* _GOAL_: Exactly as they appear, output all of the records. Skip any images.

* _LISTED RECORDS_:
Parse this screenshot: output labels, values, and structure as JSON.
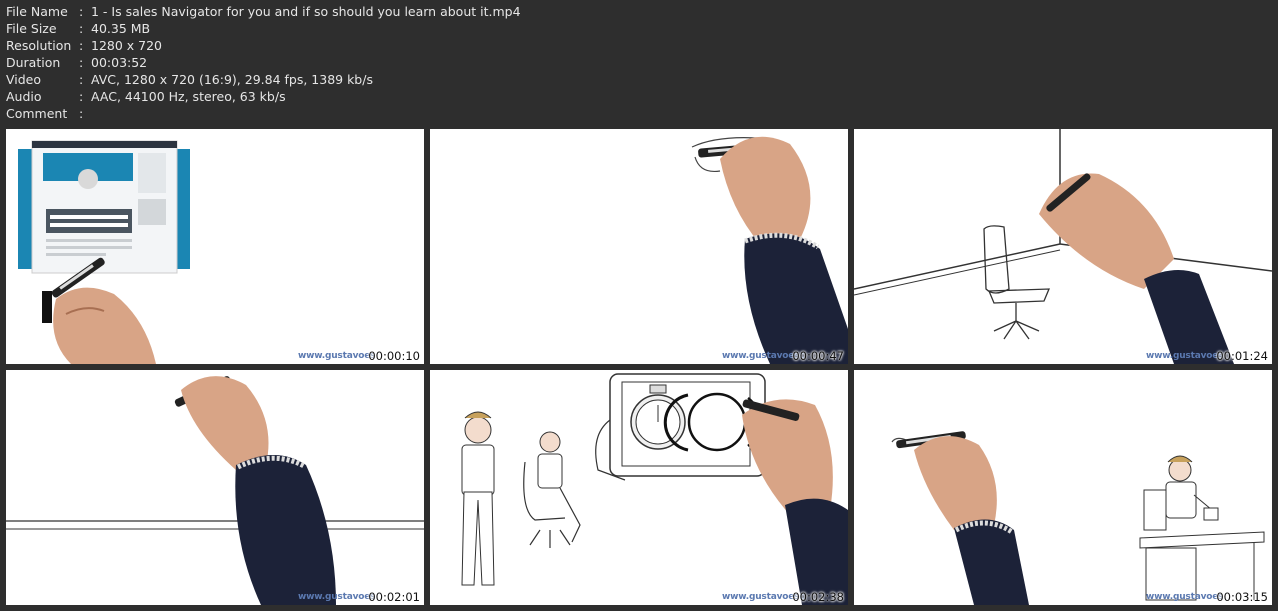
{
  "info": {
    "rows": [
      {
        "key": "File Name",
        "sep": ":",
        "value": "1 - Is sales Navigator for you and if so should you learn about it.mp4"
      },
      {
        "key": "File Size",
        "sep": ":",
        "value": "40.35 MB"
      },
      {
        "key": "Resolution",
        "sep": ":",
        "value": "1280 x 720"
      },
      {
        "key": "Duration",
        "sep": ":",
        "value": "00:03:52"
      },
      {
        "key": "Video",
        "sep": ":",
        "value": "AVC, 1280 x 720 (16:9), 29.84 fps, 1389 kb/s"
      },
      {
        "key": "Audio",
        "sep": ":",
        "value": "AAC, 44100 Hz, stereo, 63 kb/s"
      },
      {
        "key": "Comment",
        "sep": ":",
        "value": ""
      }
    ]
  },
  "thumbnails": [
    {
      "timestamp": "00:00:10",
      "watermark": "www.gustavoes"
    },
    {
      "timestamp": "00:00:47",
      "watermark": "www.gustavoesc"
    },
    {
      "timestamp": "00:01:24",
      "watermark": "www.gustavoes"
    },
    {
      "timestamp": "00:02:01",
      "watermark": "www.gustavoes"
    },
    {
      "timestamp": "00:02:38",
      "watermark": "www.gustavoesc"
    },
    {
      "timestamp": "00:03:15",
      "watermark": "www.gustavoes"
    }
  ],
  "colors": {
    "background": "#2e2e2e",
    "text": "#e6e6e6",
    "sleeve": "#1c2238",
    "watermark": "#5b79b0"
  }
}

* _EXPECTED OUTPUT_:
Parse this screenshot: output labels, values, and structure as JSON.
{
  "info": {
    "rows": [
      {
        "key": "File Name",
        "sep": ":",
        "value": "1 - Is sales Navigator for you and if so should you learn about it.mp4"
      },
      {
        "key": "File Size",
        "sep": ":",
        "value": "40.35 MB"
      },
      {
        "key": "Resolution",
        "sep": ":",
        "value": "1280 x 720"
      },
      {
        "key": "Duration",
        "sep": ":",
        "value": "00:03:52"
      },
      {
        "key": "Video",
        "sep": ":",
        "value": "AVC, 1280 x 720 (16:9), 29.84 fps, 1389 kb/s"
      },
      {
        "key": "Audio",
        "sep": ":",
        "value": "AAC, 44100 Hz, stereo, 63 kb/s"
      },
      {
        "key": "Comment",
        "sep": ":",
        "value": ""
      }
    ]
  },
  "thumbnails": [
    {
      "timestamp": "00:00:10",
      "watermark": "www.gustavoes"
    },
    {
      "timestamp": "00:00:47",
      "watermark": "www.gustavoesc"
    },
    {
      "timestamp": "00:01:24",
      "watermark": "www.gustavoes"
    },
    {
      "timestamp": "00:02:01",
      "watermark": "www.gustavoes"
    },
    {
      "timestamp": "00:02:38",
      "watermark": "www.gustavoesc"
    },
    {
      "timestamp": "00:03:15",
      "watermark": "www.gustavoes"
    }
  ],
  "colors": {
    "background": "#2e2e2e",
    "text": "#e6e6e6",
    "sleeve": "#1c2238",
    "watermark": "#5b79b0"
  }
}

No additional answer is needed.